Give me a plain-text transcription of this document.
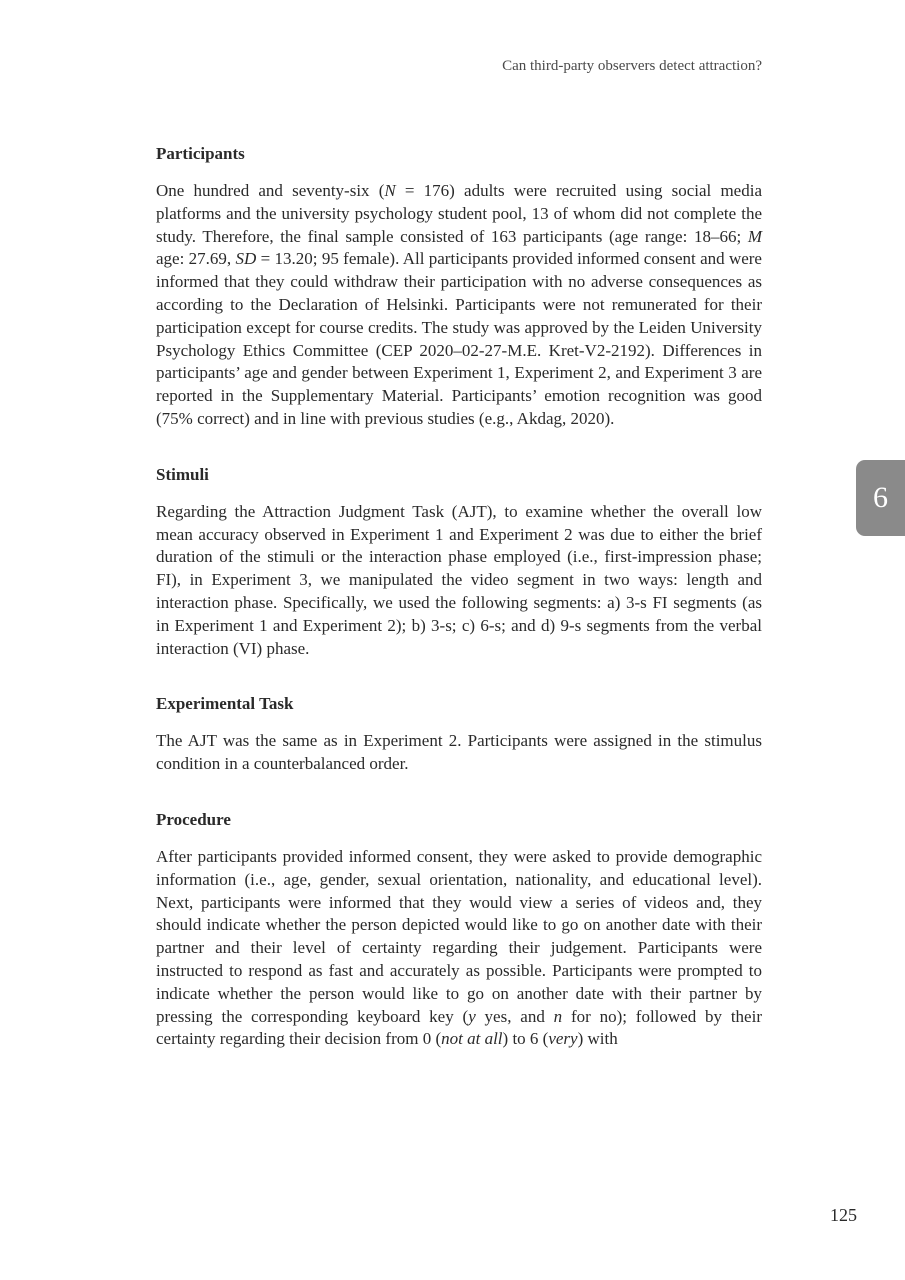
Can third-party observers detect attraction?
6
Participants

One hundred and seventy-six (N = 176) adults were recruited using social media platforms and the university psychology student pool, 13 of whom did not complete the study. Therefore, the final sample consisted of 163 participants (age range: 18–66; M age: 27.69, SD = 13.20; 95 female). All participants provided informed consent and were informed that they could withdraw their participation with no adverse consequences as according to the Declaration of Helsinki. Participants were not remunerated for their participation except for course credits. The study was approved by the Leiden University Psychology Ethics Committee (CEP 2020–02-27-M.E. Kret-V2-2192). Differences in participants’ age and gender between Experiment 1, Experiment 2, and Experiment 3 are reported in the Supplementary Material. Participants’ emotion recognition was good (75% correct) and in line with previous studies (e.g., Akdag, 2020).

Stimuli

Regarding the Attraction Judgment Task (AJT), to examine whether the overall low mean accuracy observed in Experiment 1 and Experiment 2 was due to either the brief duration of the stimuli or the interaction phase employed (i.e., first-impression phase; FI), in Experiment 3, we manipulated the video segment in two ways: length and interaction phase. Specifically, we used the following segments: a) 3-s FI segments (as in Experiment 1 and Experiment 2); b) 3-s; c) 6-s; and d) 9-s segments from the verbal interaction (VI) phase.

Experimental Task

The AJT was the same as in Experiment 2. Participants were assigned in the stimulus condition in a counterbalanced order.

Procedure

After participants provided informed consent, they were asked to provide demographic information (i.e., age, gender, sexual orientation, nationality, and educational level). Next, participants were informed that they would view a series of videos and, they should indicate whether the person depicted would like to go on another date with their partner and their level of certainty regarding their judgement. Participants were instructed to respond as fast and accurately as possible. Participants were prompted to indicate whether the person would like to go on another date with their partner by pressing the corresponding keyboard key (y yes, and n for no); followed by their certainty regarding their decision from 0 (not at all) to 6 (very) with

125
□ □ □ □
▸ **Your objective**
Give every record again exactly, apart from the pictures, which stay out.

▸ **Response to this exercise**
Give me a plain-text transcription of this document.
Can third-party observers detect attraction?
6
Participants

One hundred and seventy-six (N = 176) adults were recruited using social media platforms and the university psychology student pool, 13 of whom did not complete the study. Therefore, the final sample consisted of 163 participants (age range: 18–66; M age: 27.69, SD = 13.20; 95 female). All participants provided informed consent and were informed that they could withdraw their participation with no adverse consequences as according to the Declaration of Helsinki. Participants were not remunerated for their participation except for course credits. The study was approved by the Leiden University Psychology Ethics Committee (CEP 2020–02-27-M.E. Kret-V2-2192). Differences in participants’ age and gender between Experiment 1, Experiment 2, and Experiment 3 are reported in the Supplementary Material. Participants’ emotion recognition was good (75% correct) and in line with previous studies (e.g., Akdag, 2020).

Stimuli

Regarding the Attraction Judgment Task (AJT), to examine whether the overall low mean accuracy observed in Experiment 1 and Experiment 2 was due to either the brief duration of the stimuli or the interaction phase employed (i.e., first-impression phase; FI), in Experiment 3, we manipulated the video segment in two ways: length and interaction phase. Specifically, we used the following segments: a) 3-s FI segments (as in Experiment 1 and Experiment 2); b) 3-s; c) 6-s; and d) 9-s segments from the verbal interaction (VI) phase.

Experimental Task

The AJT was the same as in Experiment 2. Participants were assigned in the stimulus condition in a counterbalanced order.

Procedure

After participants provided informed consent, they were asked to provide demographic information (i.e., age, gender, sexual orientation, nationality, and educational level). Next, participants were informed that they would view a series of videos and, they should indicate whether the person depicted would like to go on another date with their partner and their level of certainty regarding their judgement. Participants were instructed to respond as fast and accurately as possible. Participants were prompted to indicate whether the person would like to go on another date with their partner by pressing the corresponding keyboard key (y yes, and n for no); followed by their certainty regarding their decision from 0 (not at all) to 6 (very) with

125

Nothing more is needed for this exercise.